No need to deliver false platitudes about your new teammates and the culture you can’t wait to throw yourself into. I would be like: “I’m going to play for London Irish, a struggling club based in Reading. They’re not even in London. Do you know where Reading is? It’s an hour by train from London, and yet somehow seems 500 miles away from anything decent. Slough is just down the road for heaven’s sake. In fact, that’s where my flat is going to be. A town that poet Sir John Betjeman suggested should be bombed to smithereens. In our most well attended home games, I’ll be playing in front of a half empty football stadium. Most weeks, there’ll be way more empty seats than filled ones. I’m sure my new teammates are good blokes, but I’m going to play for London Irish because they are paying me a shedload of cash.”
Simple, honest, and something you will never hear out of the mouth of a professional rugby player. Because, if it’s a challenge they really want, they’d be playing Fantasy Rugby Draft, Aviva Premiership edition.
New challenge. Tougher challenge
I have been playing Fantasy Rugby Draft since its inception. In fact, to take you behind the curtain a little bit, I was actually part of the testing season. That’s right. In the words of Ron Burgundy: I’m kind of a big deal. I don’t like to talk about it much, but I won my Fantasy Rugby Draft league in 2014. Sadly, I kind of feel like I’ll still be talking about that victory 10 years from now like English people bang on about the glorious victory in the 1966 Football World Cup, because I won’t have won anything in between times. But still, win it I did. So that victory (that glorious, glorious victory) and the experience I have garnered over the years playing Fantasy Rugby Draft, leaves me well placed to say, playing FRD Aviva Premiership is the biggest challenge in fantasy rugby. Nay, fantasy sports in their entirety!

• REQUEST
Return the fantasy rugby piece word for word from "New challenge. Tougher" to "in their entirety!".

• ENTRIES SUPPLIED
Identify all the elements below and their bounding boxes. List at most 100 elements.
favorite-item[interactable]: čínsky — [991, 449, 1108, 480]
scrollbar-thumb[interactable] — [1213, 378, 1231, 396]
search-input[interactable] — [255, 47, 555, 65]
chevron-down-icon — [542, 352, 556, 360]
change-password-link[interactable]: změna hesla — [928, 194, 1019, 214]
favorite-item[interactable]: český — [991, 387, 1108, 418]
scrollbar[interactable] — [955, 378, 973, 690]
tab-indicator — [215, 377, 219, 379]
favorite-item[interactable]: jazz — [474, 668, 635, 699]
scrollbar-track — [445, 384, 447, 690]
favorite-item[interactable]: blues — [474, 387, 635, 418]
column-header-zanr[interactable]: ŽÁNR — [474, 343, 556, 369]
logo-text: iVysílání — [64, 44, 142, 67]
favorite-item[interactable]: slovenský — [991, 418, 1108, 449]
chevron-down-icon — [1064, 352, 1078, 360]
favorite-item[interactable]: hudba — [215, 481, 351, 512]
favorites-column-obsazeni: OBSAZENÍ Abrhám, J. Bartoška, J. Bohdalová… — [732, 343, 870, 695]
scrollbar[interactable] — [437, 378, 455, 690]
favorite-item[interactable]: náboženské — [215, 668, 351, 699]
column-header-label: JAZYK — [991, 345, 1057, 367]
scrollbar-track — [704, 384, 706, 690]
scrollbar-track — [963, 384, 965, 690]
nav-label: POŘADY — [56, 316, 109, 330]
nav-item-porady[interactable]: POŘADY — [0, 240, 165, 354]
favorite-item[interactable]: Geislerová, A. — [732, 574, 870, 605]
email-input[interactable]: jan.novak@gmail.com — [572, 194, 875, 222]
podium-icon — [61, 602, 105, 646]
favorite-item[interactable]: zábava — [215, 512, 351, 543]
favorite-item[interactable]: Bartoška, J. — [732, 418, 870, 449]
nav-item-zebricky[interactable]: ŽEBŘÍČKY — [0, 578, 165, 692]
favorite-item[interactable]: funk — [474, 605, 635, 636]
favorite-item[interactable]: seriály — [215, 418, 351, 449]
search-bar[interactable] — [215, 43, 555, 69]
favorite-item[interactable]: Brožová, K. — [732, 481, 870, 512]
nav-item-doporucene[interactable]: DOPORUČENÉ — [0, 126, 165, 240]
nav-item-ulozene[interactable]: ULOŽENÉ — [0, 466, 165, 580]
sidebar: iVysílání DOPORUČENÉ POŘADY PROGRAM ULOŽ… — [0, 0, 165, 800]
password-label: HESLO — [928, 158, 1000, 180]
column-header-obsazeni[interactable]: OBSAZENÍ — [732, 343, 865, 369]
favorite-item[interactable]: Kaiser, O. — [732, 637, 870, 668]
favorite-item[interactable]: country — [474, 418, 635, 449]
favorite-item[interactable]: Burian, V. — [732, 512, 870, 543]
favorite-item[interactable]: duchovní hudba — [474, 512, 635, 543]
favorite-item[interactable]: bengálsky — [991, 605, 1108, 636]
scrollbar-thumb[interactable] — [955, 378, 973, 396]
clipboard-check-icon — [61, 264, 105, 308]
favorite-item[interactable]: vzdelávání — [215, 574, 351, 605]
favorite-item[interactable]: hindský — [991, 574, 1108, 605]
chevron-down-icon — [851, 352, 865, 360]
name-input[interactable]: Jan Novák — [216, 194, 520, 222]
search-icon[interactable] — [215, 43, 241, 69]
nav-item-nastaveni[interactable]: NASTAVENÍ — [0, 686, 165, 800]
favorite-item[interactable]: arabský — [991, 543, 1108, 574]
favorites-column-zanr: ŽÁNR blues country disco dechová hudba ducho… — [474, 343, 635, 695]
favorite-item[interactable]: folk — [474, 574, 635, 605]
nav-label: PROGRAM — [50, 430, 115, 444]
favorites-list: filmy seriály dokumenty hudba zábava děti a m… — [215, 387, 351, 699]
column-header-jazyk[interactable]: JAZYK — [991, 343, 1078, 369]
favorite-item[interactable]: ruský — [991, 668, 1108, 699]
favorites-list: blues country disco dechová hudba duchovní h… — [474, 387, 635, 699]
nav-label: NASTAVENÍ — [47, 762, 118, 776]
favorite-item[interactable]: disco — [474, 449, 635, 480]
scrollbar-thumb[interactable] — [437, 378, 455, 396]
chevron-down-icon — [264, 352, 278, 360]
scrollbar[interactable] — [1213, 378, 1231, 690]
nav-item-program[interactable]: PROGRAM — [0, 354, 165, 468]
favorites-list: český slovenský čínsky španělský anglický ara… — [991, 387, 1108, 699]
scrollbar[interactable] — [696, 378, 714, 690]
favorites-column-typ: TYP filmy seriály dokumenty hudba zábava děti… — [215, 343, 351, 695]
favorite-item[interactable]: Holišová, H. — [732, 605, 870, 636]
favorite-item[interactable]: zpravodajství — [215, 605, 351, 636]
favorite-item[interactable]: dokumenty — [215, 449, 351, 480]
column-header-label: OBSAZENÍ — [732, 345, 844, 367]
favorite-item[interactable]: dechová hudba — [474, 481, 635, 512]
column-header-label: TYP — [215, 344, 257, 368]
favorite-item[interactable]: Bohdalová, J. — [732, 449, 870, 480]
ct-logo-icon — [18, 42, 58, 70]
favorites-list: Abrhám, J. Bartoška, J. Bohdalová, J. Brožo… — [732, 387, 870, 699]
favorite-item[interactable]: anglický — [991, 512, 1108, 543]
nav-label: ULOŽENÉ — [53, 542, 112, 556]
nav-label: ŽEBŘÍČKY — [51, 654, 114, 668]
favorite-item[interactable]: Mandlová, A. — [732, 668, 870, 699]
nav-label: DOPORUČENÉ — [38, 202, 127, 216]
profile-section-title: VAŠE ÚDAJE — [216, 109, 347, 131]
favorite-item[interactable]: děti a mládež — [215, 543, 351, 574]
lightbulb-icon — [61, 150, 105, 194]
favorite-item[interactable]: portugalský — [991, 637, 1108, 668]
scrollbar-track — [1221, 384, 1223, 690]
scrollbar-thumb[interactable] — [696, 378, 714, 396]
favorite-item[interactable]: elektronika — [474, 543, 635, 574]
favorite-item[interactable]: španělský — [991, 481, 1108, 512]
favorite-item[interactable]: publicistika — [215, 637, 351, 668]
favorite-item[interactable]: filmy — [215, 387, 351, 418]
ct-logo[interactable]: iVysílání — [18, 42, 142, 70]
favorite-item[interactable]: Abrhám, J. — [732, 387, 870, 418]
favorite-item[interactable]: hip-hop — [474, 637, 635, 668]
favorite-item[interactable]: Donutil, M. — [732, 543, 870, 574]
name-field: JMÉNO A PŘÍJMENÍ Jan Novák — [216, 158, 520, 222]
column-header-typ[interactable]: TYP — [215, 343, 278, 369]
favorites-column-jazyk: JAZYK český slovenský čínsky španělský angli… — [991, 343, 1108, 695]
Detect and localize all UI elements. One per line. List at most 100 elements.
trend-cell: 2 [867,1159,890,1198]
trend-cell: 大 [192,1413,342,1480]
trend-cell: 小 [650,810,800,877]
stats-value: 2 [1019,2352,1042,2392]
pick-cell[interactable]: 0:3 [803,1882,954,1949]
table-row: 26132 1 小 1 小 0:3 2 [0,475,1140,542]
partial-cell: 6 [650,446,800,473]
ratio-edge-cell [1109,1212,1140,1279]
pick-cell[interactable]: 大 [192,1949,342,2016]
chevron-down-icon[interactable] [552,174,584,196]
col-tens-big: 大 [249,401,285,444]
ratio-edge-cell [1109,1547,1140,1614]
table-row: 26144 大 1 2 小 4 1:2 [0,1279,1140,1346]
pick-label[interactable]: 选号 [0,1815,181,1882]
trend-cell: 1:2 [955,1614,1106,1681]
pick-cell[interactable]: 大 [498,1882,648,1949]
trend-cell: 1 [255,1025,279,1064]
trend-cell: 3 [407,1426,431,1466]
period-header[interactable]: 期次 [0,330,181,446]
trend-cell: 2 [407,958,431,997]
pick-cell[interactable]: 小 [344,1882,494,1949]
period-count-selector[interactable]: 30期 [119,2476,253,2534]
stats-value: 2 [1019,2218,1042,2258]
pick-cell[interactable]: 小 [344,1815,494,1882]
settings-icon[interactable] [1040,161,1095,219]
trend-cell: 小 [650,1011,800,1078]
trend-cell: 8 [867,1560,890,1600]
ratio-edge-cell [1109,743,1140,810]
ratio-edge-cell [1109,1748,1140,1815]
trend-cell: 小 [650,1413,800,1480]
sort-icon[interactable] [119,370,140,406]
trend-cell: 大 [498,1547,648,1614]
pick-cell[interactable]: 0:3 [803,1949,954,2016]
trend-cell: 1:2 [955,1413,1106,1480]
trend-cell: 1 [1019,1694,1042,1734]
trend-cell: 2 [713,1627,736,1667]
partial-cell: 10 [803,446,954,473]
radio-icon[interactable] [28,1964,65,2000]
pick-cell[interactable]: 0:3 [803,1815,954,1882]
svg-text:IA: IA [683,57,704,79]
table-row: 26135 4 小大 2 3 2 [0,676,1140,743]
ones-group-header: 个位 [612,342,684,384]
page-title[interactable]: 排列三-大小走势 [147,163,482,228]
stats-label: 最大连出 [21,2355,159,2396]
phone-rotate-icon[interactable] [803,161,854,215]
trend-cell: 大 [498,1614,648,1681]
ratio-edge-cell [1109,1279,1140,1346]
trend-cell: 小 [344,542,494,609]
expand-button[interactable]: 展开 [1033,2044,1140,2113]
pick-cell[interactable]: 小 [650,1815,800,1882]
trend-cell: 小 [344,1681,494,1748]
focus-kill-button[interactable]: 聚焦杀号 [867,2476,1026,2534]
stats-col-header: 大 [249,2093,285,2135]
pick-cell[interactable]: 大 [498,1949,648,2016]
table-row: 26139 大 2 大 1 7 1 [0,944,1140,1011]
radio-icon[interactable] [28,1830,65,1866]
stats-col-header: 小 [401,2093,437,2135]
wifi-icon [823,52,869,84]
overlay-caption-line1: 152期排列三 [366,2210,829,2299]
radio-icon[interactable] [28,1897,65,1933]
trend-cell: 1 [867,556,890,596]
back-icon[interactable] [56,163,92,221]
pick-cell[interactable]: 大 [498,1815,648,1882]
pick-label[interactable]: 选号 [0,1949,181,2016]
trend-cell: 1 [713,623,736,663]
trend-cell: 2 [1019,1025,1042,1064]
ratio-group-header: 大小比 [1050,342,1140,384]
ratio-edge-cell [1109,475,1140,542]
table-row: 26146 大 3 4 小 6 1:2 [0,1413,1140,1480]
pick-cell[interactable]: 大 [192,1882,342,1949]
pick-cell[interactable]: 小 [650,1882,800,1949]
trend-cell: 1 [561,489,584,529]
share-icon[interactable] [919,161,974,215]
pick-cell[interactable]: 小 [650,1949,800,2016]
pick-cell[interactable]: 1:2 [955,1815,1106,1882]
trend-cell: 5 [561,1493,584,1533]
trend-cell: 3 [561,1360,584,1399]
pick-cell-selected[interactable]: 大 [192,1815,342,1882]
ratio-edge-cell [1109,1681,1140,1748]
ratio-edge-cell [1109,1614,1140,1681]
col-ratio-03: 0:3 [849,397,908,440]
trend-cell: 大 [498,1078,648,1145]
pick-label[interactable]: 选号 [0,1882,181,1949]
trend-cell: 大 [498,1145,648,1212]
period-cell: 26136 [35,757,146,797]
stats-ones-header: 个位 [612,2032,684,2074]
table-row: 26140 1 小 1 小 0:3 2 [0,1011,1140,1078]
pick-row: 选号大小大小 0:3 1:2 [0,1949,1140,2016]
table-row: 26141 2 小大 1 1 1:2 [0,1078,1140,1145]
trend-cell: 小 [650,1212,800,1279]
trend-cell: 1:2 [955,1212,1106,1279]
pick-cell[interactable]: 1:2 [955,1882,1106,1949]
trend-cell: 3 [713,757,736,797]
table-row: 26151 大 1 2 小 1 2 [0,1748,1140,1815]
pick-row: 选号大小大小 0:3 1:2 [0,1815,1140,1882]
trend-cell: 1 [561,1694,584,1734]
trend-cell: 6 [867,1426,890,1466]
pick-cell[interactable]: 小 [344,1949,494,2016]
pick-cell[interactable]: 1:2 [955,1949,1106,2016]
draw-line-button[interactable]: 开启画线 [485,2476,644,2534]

• WRITTEN RESPONSE
New challenge. Tougher challenge
I have been playing Fantasy Rugby Draft since its inception. In fact, to take you behind the curtain a little bit, I was actually part of the testing season. That’s right. In the words of Ron Burgundy: I’m kind of a big deal. I don’t like to talk about it much, but I won my Fantasy Rugby Draft league in 2014. Sadly, I kind of feel like I’ll still be talking about that victory 10 years from now like English people bang on about the glorious victory in the 1966 Football World Cup, because I won’t have won anything in between times. But still, win it I did. So that victory (that glorious, glorious victory) and the experience I have garnered over the years playing Fantasy Rugby Draft, leaves me well placed to say, playing FRD Aviva Premiership is the biggest challenge in fantasy rugby. Nay, fantasy sports in their entirety!